◆ **GIVEN INSTRUCTION**: Transcribe the whole listing without a single picture.
[start]
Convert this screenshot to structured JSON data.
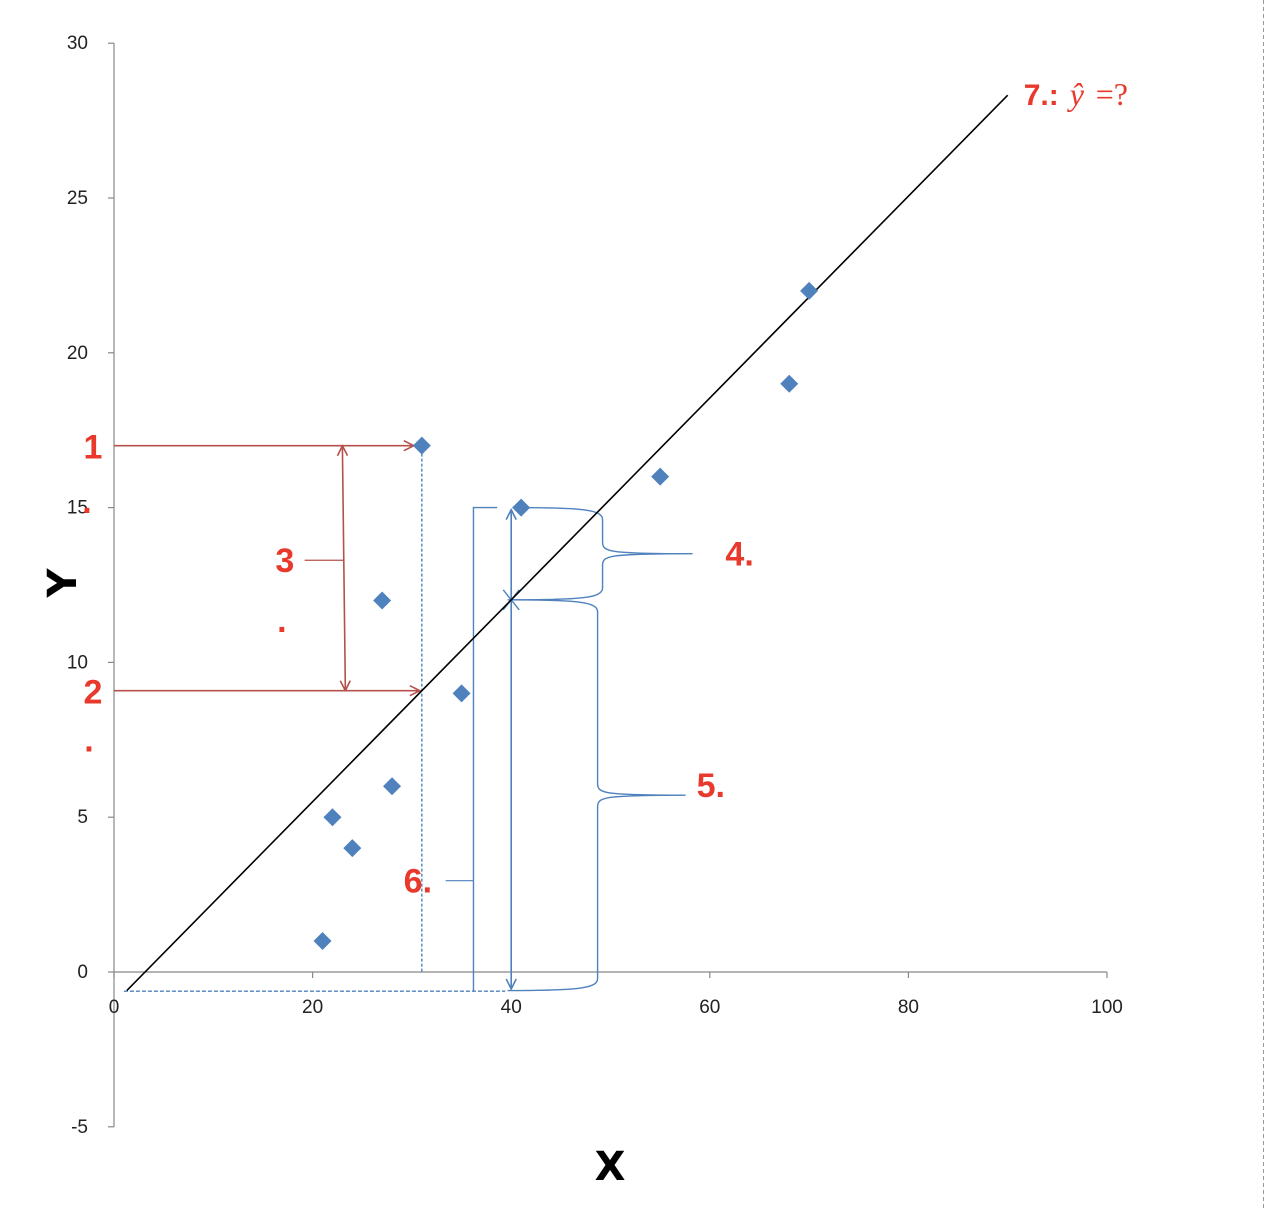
{
  "chart_data": {
    "type": "scatter",
    "title": "",
    "xlabel": "X",
    "ylabel": "Y",
    "xlim": [
      0,
      100
    ],
    "ylim": [
      -5,
      30
    ],
    "x_ticks": [
      "0",
      "20",
      "40",
      "60",
      "80",
      "100"
    ],
    "x_tick_values": [
      0,
      20,
      40,
      60,
      80,
      100
    ],
    "y_ticks": [
      "-5",
      "0",
      "5",
      "10",
      "15",
      "20",
      "25",
      "30"
    ],
    "y_tick_values": [
      -5,
      0,
      5,
      10,
      15,
      20,
      25,
      30
    ],
    "grid": false,
    "legend": "none",
    "points": [
      {
        "x": 21,
        "y": 1
      },
      {
        "x": 22,
        "y": 5
      },
      {
        "x": 24,
        "y": 4
      },
      {
        "x": 27,
        "y": 12
      },
      {
        "x": 28,
        "y": 6
      },
      {
        "x": 31,
        "y": 17
      },
      {
        "x": 35,
        "y": 9
      },
      {
        "x": 41,
        "y": 15
      },
      {
        "x": 55,
        "y": 16
      },
      {
        "x": 68,
        "y": 19
      },
      {
        "x": 70,
        "y": 22
      }
    ],
    "regression_line": {
      "x_start": 1.3,
      "x_end": 90,
      "intercept": -1.02,
      "slope": 0.326
    },
    "annotations": {
      "label_1": "1",
      "label_1_dot": ".",
      "label_2": "2",
      "label_2_dot": ".",
      "label_3": "3",
      "label_3_dot": ".",
      "label_4": "4.",
      "label_5": "5.",
      "label_6": "6.",
      "label_7_prefix": "7.:",
      "label_7_yhat": "ŷ",
      "label_7_suffix": "=?"
    },
    "colors": {
      "marker": "#4f81bd",
      "line": "#000000",
      "red_annotation": "#e8392c",
      "red_arrow": "#b5504b",
      "blue_annotation": "#4f81bd",
      "axis": "#888888"
    }
  }
}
[end]
◆ **THE RESULT**:
Convert this screenshot to structured JSON data.
{
  "chart_data": {
    "type": "scatter",
    "title": "",
    "xlabel": "X",
    "ylabel": "Y",
    "xlim": [
      0,
      100
    ],
    "ylim": [
      -5,
      30
    ],
    "x_ticks": [
      "0",
      "20",
      "40",
      "60",
      "80",
      "100"
    ],
    "x_tick_values": [
      0,
      20,
      40,
      60,
      80,
      100
    ],
    "y_ticks": [
      "-5",
      "0",
      "5",
      "10",
      "15",
      "20",
      "25",
      "30"
    ],
    "y_tick_values": [
      -5,
      0,
      5,
      10,
      15,
      20,
      25,
      30
    ],
    "grid": false,
    "legend": "none",
    "points": [
      {
        "x": 21,
        "y": 1
      },
      {
        "x": 22,
        "y": 5
      },
      {
        "x": 24,
        "y": 4
      },
      {
        "x": 27,
        "y": 12
      },
      {
        "x": 28,
        "y": 6
      },
      {
        "x": 31,
        "y": 17
      },
      {
        "x": 35,
        "y": 9
      },
      {
        "x": 41,
        "y": 15
      },
      {
        "x": 55,
        "y": 16
      },
      {
        "x": 68,
        "y": 19
      },
      {
        "x": 70,
        "y": 22
      }
    ],
    "regression_line": {
      "x_start": 1.3,
      "x_end": 90,
      "intercept": -1.02,
      "slope": 0.326
    },
    "annotations": {
      "label_1": "1",
      "label_1_dot": ".",
      "label_2": "2",
      "label_2_dot": ".",
      "label_3": "3",
      "label_3_dot": ".",
      "label_4": "4.",
      "label_5": "5.",
      "label_6": "6.",
      "label_7_prefix": "7.:",
      "label_7_yhat": "ŷ",
      "label_7_suffix": "=?"
    },
    "colors": {
      "marker": "#4f81bd",
      "line": "#000000",
      "red_annotation": "#e8392c",
      "red_arrow": "#b5504b",
      "blue_annotation": "#4f81bd",
      "axis": "#888888"
    }
  }
}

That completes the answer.